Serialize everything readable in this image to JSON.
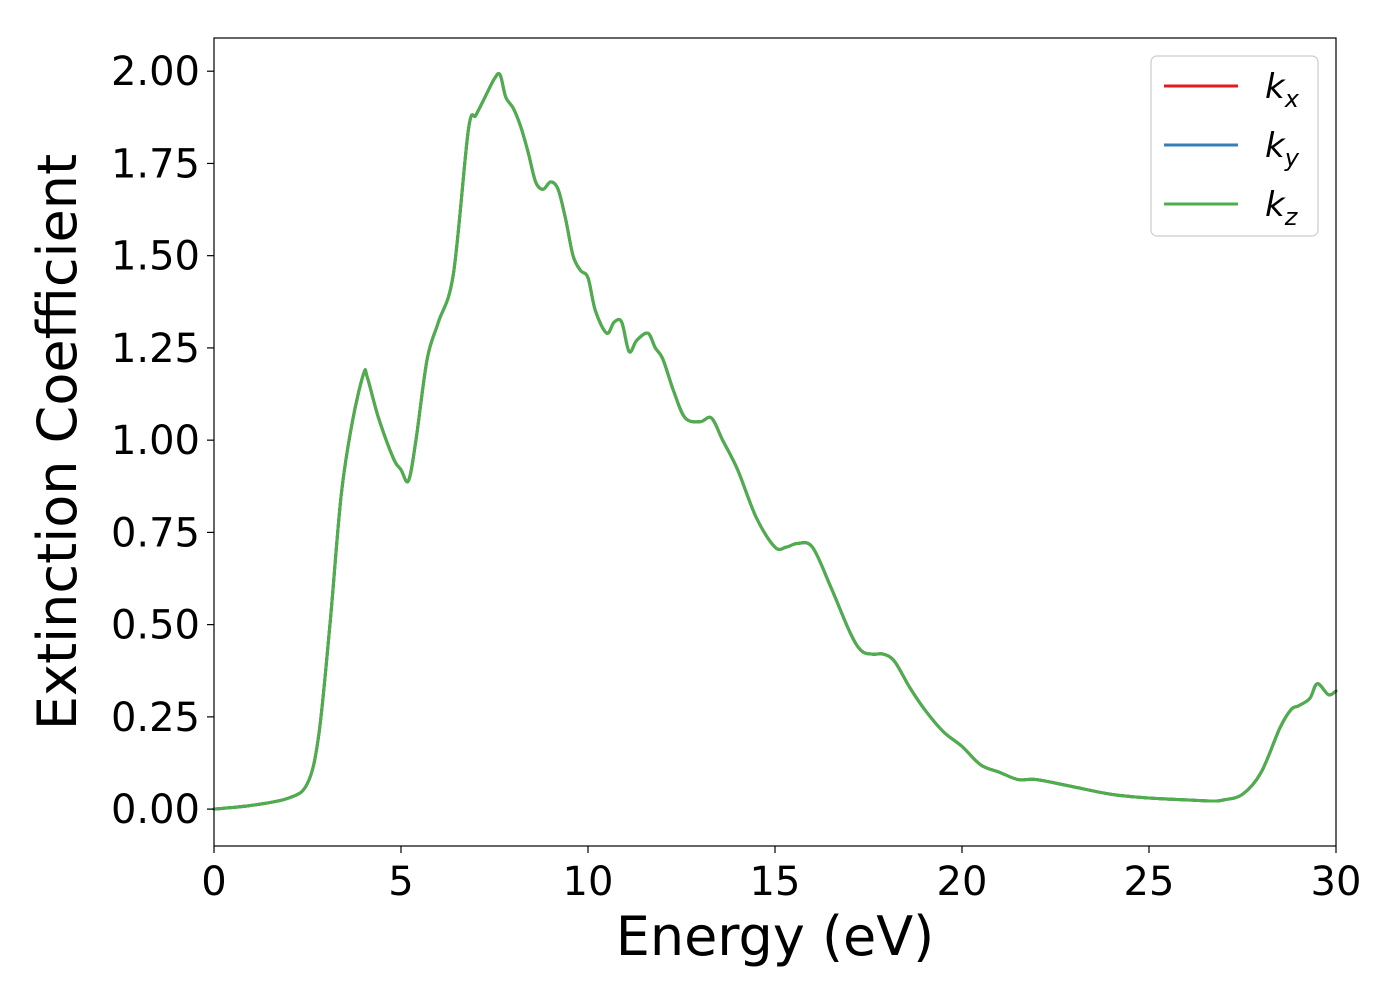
{
  "chart_data": {
    "type": "line",
    "xlabel": "Energy (eV)",
    "ylabel": "Extinction Coefficient",
    "xlim": [
      0,
      30
    ],
    "ylim": [
      -0.1,
      2.09
    ],
    "x_ticks": [
      "0",
      "5",
      "10",
      "15",
      "20",
      "25",
      "30"
    ],
    "y_ticks": [
      "0.00",
      "0.25",
      "0.50",
      "0.75",
      "1.00",
      "1.25",
      "1.50",
      "1.75",
      "2.00"
    ],
    "grid": false,
    "legend_position": "top-right",
    "series": [
      {
        "name": "k_x",
        "label_main": "k",
        "label_sub": "x",
        "color": "#e41a1c",
        "x": [
          0,
          1,
          2,
          2.5,
          2.8,
          3.1,
          3.4,
          3.7,
          4.0,
          4.1,
          4.4,
          4.8,
          5.0,
          5.2,
          5.4,
          5.7,
          6.0,
          6.4,
          6.8,
          7.0,
          7.2,
          7.5,
          7.65,
          7.8,
          8.0,
          8.2,
          8.4,
          8.6,
          8.8,
          9.0,
          9.2,
          9.4,
          9.6,
          9.8,
          10.0,
          10.2,
          10.5,
          10.7,
          10.9,
          11.1,
          11.3,
          11.6,
          11.8,
          12.0,
          12.3,
          12.6,
          13.0,
          13.3,
          13.6,
          14.0,
          14.5,
          15.0,
          15.3,
          15.6,
          16.0,
          16.5,
          17.0,
          17.3,
          17.6,
          17.9,
          18.2,
          18.6,
          19.0,
          19.5,
          20.0,
          20.5,
          21.0,
          21.5,
          22.0,
          23.0,
          24.0,
          25.0,
          26.0,
          26.7,
          27.0,
          27.5,
          28.0,
          28.5,
          28.8,
          29.0,
          29.3,
          29.5,
          29.8,
          30.0
        ],
        "y": [
          0.0,
          0.01,
          0.03,
          0.07,
          0.2,
          0.5,
          0.85,
          1.05,
          1.18,
          1.17,
          1.06,
          0.95,
          0.92,
          0.89,
          1.0,
          1.22,
          1.32,
          1.45,
          1.84,
          1.88,
          1.92,
          1.98,
          1.99,
          1.93,
          1.9,
          1.85,
          1.78,
          1.7,
          1.68,
          1.7,
          1.68,
          1.6,
          1.5,
          1.46,
          1.44,
          1.35,
          1.29,
          1.32,
          1.32,
          1.24,
          1.27,
          1.29,
          1.25,
          1.22,
          1.13,
          1.06,
          1.05,
          1.06,
          1.0,
          0.92,
          0.79,
          0.71,
          0.71,
          0.72,
          0.71,
          0.6,
          0.48,
          0.43,
          0.42,
          0.42,
          0.4,
          0.33,
          0.27,
          0.21,
          0.17,
          0.12,
          0.1,
          0.08,
          0.08,
          0.06,
          0.04,
          0.03,
          0.025,
          0.022,
          0.025,
          0.04,
          0.1,
          0.22,
          0.27,
          0.28,
          0.3,
          0.34,
          0.31,
          0.32
        ]
      },
      {
        "name": "k_y",
        "label_main": "k",
        "label_sub": "y",
        "color": "#377eb8",
        "x": [
          0,
          1,
          2,
          2.5,
          2.8,
          3.1,
          3.4,
          3.7,
          4.0,
          4.1,
          4.4,
          4.8,
          5.0,
          5.2,
          5.4,
          5.7,
          6.0,
          6.4,
          6.8,
          7.0,
          7.2,
          7.5,
          7.65,
          7.8,
          8.0,
          8.2,
          8.4,
          8.6,
          8.8,
          9.0,
          9.2,
          9.4,
          9.6,
          9.8,
          10.0,
          10.2,
          10.5,
          10.7,
          10.9,
          11.1,
          11.3,
          11.6,
          11.8,
          12.0,
          12.3,
          12.6,
          13.0,
          13.3,
          13.6,
          14.0,
          14.5,
          15.0,
          15.3,
          15.6,
          16.0,
          16.5,
          17.0,
          17.3,
          17.6,
          17.9,
          18.2,
          18.6,
          19.0,
          19.5,
          20.0,
          20.5,
          21.0,
          21.5,
          22.0,
          23.0,
          24.0,
          25.0,
          26.0,
          26.7,
          27.0,
          27.5,
          28.0,
          28.5,
          28.8,
          29.0,
          29.3,
          29.5,
          29.8,
          30.0
        ],
        "y": [
          0.0,
          0.01,
          0.03,
          0.07,
          0.2,
          0.5,
          0.85,
          1.05,
          1.18,
          1.17,
          1.06,
          0.95,
          0.92,
          0.89,
          1.0,
          1.22,
          1.32,
          1.45,
          1.84,
          1.88,
          1.92,
          1.98,
          1.99,
          1.93,
          1.9,
          1.85,
          1.78,
          1.7,
          1.68,
          1.7,
          1.68,
          1.6,
          1.5,
          1.46,
          1.44,
          1.35,
          1.29,
          1.32,
          1.32,
          1.24,
          1.27,
          1.29,
          1.25,
          1.22,
          1.13,
          1.06,
          1.05,
          1.06,
          1.0,
          0.92,
          0.79,
          0.71,
          0.71,
          0.72,
          0.71,
          0.6,
          0.48,
          0.43,
          0.42,
          0.42,
          0.4,
          0.33,
          0.27,
          0.21,
          0.17,
          0.12,
          0.1,
          0.08,
          0.08,
          0.06,
          0.04,
          0.03,
          0.025,
          0.022,
          0.025,
          0.04,
          0.1,
          0.22,
          0.27,
          0.28,
          0.3,
          0.34,
          0.31,
          0.32
        ]
      },
      {
        "name": "k_z",
        "label_main": "k",
        "label_sub": "z",
        "color": "#4daf4a",
        "x": [
          0,
          1,
          2,
          2.5,
          2.8,
          3.1,
          3.4,
          3.7,
          4.0,
          4.1,
          4.4,
          4.8,
          5.0,
          5.2,
          5.4,
          5.7,
          6.0,
          6.4,
          6.8,
          7.0,
          7.2,
          7.5,
          7.65,
          7.8,
          8.0,
          8.2,
          8.4,
          8.6,
          8.8,
          9.0,
          9.2,
          9.4,
          9.6,
          9.8,
          10.0,
          10.2,
          10.5,
          10.7,
          10.9,
          11.1,
          11.3,
          11.6,
          11.8,
          12.0,
          12.3,
          12.6,
          13.0,
          13.3,
          13.6,
          14.0,
          14.5,
          15.0,
          15.3,
          15.6,
          16.0,
          16.5,
          17.0,
          17.3,
          17.6,
          17.9,
          18.2,
          18.6,
          19.0,
          19.5,
          20.0,
          20.5,
          21.0,
          21.5,
          22.0,
          23.0,
          24.0,
          25.0,
          26.0,
          26.7,
          27.0,
          27.5,
          28.0,
          28.5,
          28.8,
          29.0,
          29.3,
          29.5,
          29.8,
          30.0
        ],
        "y": [
          0.0,
          0.01,
          0.03,
          0.07,
          0.2,
          0.5,
          0.85,
          1.05,
          1.18,
          1.17,
          1.06,
          0.95,
          0.92,
          0.89,
          1.0,
          1.22,
          1.32,
          1.45,
          1.84,
          1.88,
          1.92,
          1.98,
          1.99,
          1.93,
          1.9,
          1.85,
          1.78,
          1.7,
          1.68,
          1.7,
          1.68,
          1.6,
          1.5,
          1.46,
          1.44,
          1.35,
          1.29,
          1.32,
          1.32,
          1.24,
          1.27,
          1.29,
          1.25,
          1.22,
          1.13,
          1.06,
          1.05,
          1.06,
          1.0,
          0.92,
          0.79,
          0.71,
          0.71,
          0.72,
          0.71,
          0.6,
          0.48,
          0.43,
          0.42,
          0.42,
          0.4,
          0.33,
          0.27,
          0.21,
          0.17,
          0.12,
          0.1,
          0.08,
          0.08,
          0.06,
          0.04,
          0.03,
          0.025,
          0.022,
          0.025,
          0.04,
          0.1,
          0.22,
          0.27,
          0.28,
          0.3,
          0.34,
          0.31,
          0.32
        ]
      }
    ]
  }
}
* * *
*Short task*:
In the entries above, find each line with the string "color" and copy it.

*Exercise result*:
        "color": "#e41a1c",
        "color": "#377eb8",
        "color": "#4daf4a",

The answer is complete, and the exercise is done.